# The request
Find each line in the rows below that contains the word "convex", and copy those lines out in full.

Begin Records for processing

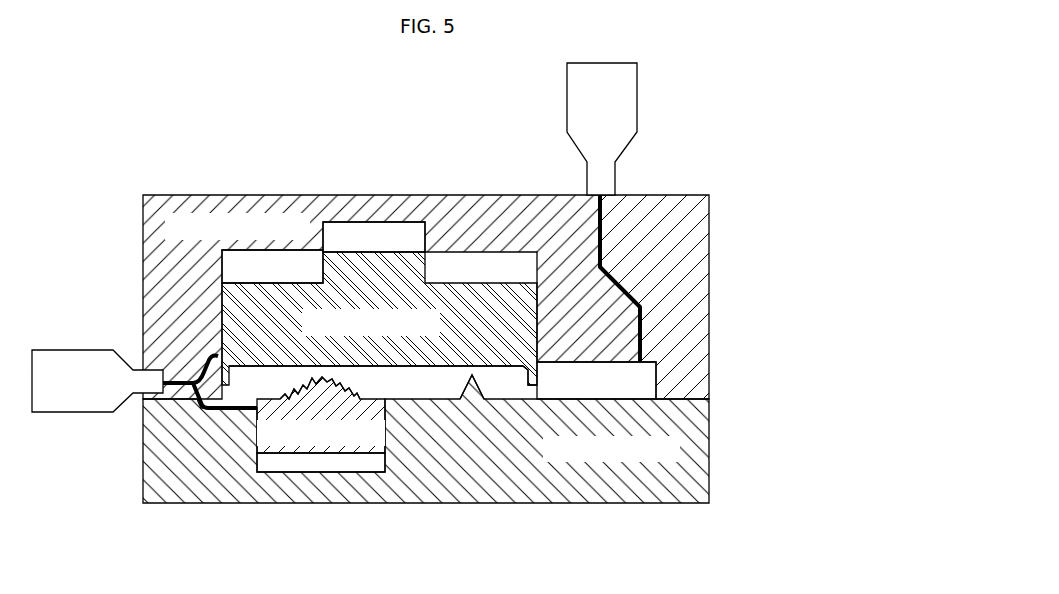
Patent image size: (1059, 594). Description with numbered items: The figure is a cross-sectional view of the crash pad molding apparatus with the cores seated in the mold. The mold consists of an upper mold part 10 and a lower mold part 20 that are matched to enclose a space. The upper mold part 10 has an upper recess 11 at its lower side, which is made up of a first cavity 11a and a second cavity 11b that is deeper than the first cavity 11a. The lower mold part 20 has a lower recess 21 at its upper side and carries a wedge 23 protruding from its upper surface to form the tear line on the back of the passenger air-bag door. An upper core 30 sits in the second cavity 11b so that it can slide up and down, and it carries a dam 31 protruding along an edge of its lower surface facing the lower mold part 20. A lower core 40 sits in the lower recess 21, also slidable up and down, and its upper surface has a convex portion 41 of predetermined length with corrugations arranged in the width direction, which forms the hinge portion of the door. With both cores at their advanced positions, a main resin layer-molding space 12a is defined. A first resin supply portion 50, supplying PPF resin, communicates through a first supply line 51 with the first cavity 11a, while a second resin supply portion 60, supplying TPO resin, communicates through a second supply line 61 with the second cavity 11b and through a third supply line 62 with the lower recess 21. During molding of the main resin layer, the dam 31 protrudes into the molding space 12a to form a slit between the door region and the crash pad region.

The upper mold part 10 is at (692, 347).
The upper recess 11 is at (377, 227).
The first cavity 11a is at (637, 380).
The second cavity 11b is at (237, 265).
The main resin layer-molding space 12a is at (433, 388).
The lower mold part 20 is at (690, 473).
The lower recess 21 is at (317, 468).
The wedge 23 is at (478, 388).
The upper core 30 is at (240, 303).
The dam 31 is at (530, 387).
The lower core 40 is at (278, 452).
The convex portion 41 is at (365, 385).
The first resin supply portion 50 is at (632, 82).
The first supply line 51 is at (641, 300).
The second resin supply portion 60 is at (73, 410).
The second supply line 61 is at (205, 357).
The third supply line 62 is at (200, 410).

End Records for processing
Begin Records for processing

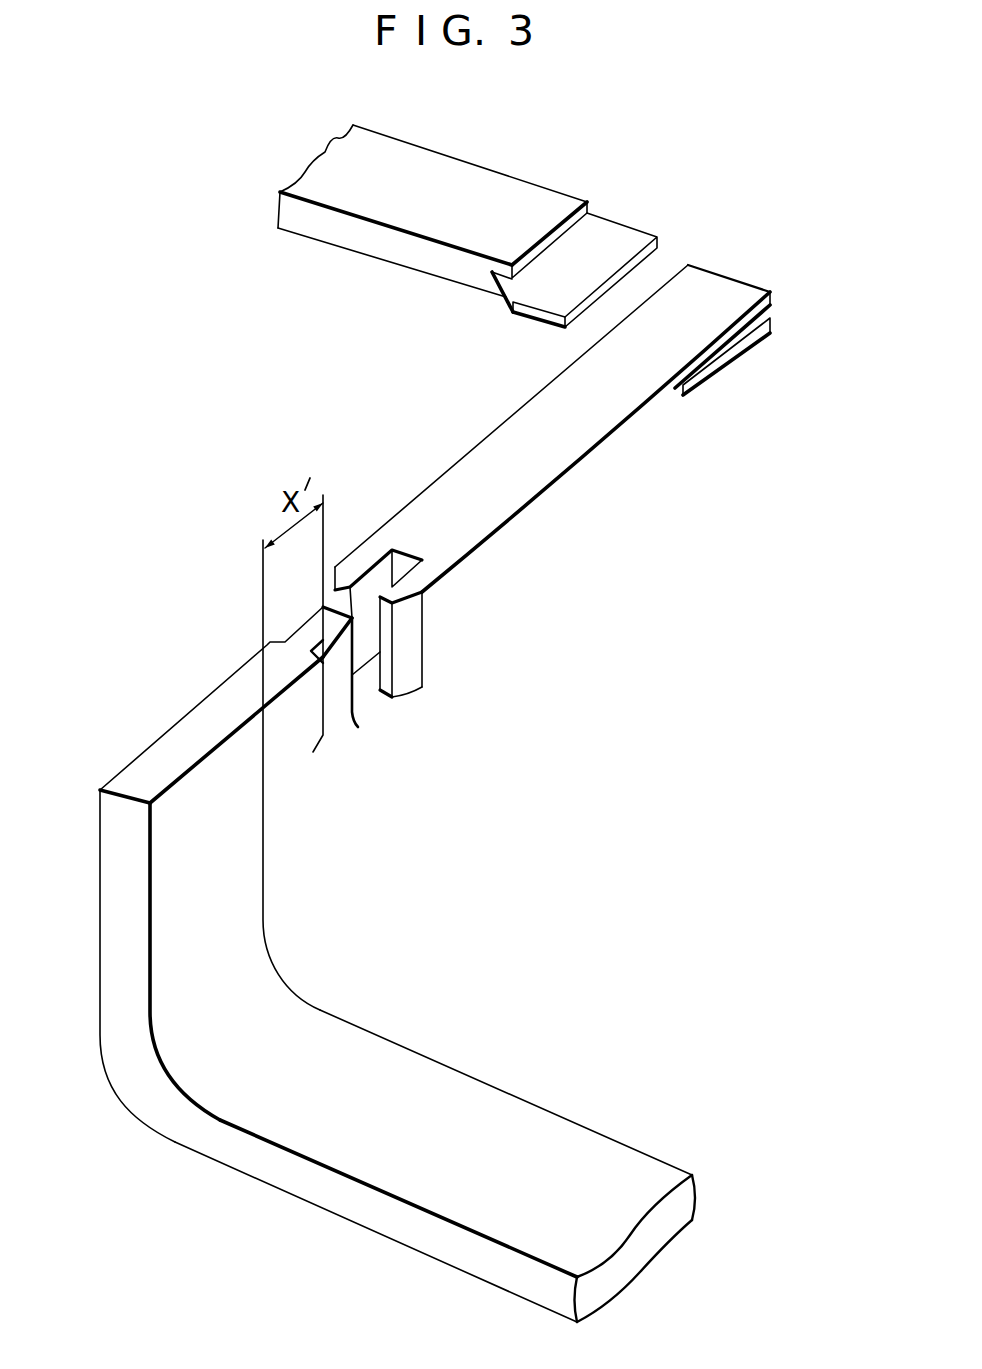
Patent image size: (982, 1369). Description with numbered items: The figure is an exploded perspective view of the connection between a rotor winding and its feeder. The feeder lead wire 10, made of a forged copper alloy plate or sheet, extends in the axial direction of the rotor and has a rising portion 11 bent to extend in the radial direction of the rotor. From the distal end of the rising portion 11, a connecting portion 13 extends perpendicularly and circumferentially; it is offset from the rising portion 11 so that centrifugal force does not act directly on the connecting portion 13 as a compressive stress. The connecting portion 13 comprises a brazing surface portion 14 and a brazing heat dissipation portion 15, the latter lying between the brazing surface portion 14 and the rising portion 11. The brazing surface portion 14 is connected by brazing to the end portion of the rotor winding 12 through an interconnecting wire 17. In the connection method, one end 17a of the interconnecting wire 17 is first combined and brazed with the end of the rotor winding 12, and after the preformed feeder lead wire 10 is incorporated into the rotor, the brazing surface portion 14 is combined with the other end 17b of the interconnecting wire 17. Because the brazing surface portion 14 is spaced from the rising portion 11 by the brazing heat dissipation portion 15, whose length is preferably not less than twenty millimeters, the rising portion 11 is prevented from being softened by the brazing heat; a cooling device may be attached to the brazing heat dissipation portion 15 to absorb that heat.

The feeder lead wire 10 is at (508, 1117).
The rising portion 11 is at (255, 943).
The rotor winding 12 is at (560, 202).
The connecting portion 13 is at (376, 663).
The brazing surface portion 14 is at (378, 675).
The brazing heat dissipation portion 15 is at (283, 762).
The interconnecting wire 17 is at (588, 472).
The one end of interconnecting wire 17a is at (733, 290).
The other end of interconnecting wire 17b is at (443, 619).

End Records for processing
Begin Records for processing

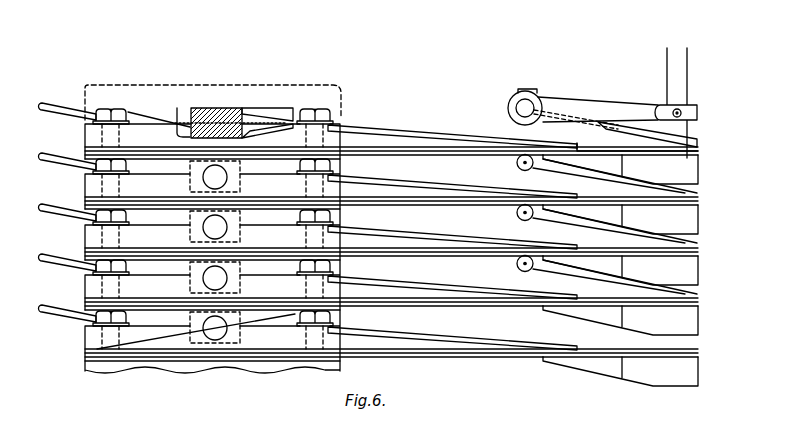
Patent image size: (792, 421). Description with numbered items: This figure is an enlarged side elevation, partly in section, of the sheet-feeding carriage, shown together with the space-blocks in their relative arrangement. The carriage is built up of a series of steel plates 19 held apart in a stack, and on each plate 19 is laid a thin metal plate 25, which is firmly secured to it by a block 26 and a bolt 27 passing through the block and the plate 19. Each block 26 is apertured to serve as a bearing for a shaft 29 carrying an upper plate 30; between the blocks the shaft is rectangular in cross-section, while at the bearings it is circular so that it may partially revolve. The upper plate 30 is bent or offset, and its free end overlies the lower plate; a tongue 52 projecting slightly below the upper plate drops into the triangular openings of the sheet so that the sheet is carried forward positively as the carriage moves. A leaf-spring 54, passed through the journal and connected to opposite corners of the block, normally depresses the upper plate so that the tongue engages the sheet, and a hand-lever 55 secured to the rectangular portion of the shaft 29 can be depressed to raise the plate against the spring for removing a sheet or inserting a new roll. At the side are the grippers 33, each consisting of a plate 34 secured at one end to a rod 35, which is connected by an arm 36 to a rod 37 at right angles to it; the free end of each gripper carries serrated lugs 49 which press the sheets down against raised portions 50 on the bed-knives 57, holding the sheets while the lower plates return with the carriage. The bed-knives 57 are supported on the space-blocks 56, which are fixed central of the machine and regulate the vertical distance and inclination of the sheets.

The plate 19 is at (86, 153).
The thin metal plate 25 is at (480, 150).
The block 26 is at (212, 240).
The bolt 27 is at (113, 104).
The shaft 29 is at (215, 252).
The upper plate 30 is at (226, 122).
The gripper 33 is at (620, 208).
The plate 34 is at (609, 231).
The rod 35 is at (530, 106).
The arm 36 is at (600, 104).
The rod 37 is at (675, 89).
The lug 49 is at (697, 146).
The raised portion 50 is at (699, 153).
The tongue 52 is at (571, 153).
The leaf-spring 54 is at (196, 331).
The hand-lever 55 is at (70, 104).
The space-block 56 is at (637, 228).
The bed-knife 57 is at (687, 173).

End Records for processing

# Complete answer
Patent image size: (1059, 594). Description with numbered items: The figure is a cross-sectional view of the crash pad molding apparatus with the cores seated in the mold. The mold consists of an upper mold part 10 and a lower mold part 20 that are matched to enclose a space. The upper mold part 10 has an upper recess 11 at its lower side, which is made up of a first cavity 11a and a second cavity 11b that is deeper than the first cavity 11a. The lower mold part 20 has a lower recess 21 at its upper side and carries a wedge 23 protruding from its upper surface to form the tear line on the back of the passenger air-bag door. An upper core 30 sits in the second cavity 11b so that it can slide up and down, and it carries a dam 31 protruding along an edge of its lower surface facing the lower mold part 20. A lower core 40 sits in the lower recess 21, also slidable up and down, and its upper surface has a convex portion 41 of predetermined length with corrugations arranged in the width direction, which forms the hinge portion of the door. With both cores at their advanced positions, a main resin layer-molding space 12a is defined. A first resin supply portion 50, supplying PPF resin, communicates through a first supply line 51 with the first cavity 11a, while a second resin supply portion 60, supplying TPO resin, communicates through a second supply line 61 with the second cavity 11b and through a third supply line 62 with the lower recess 21. During molding of the main resin layer, the dam 31 protrudes into the molding space 12a to form a slit between the door region and the crash pad region.
The convex portion 41 is at (365, 385).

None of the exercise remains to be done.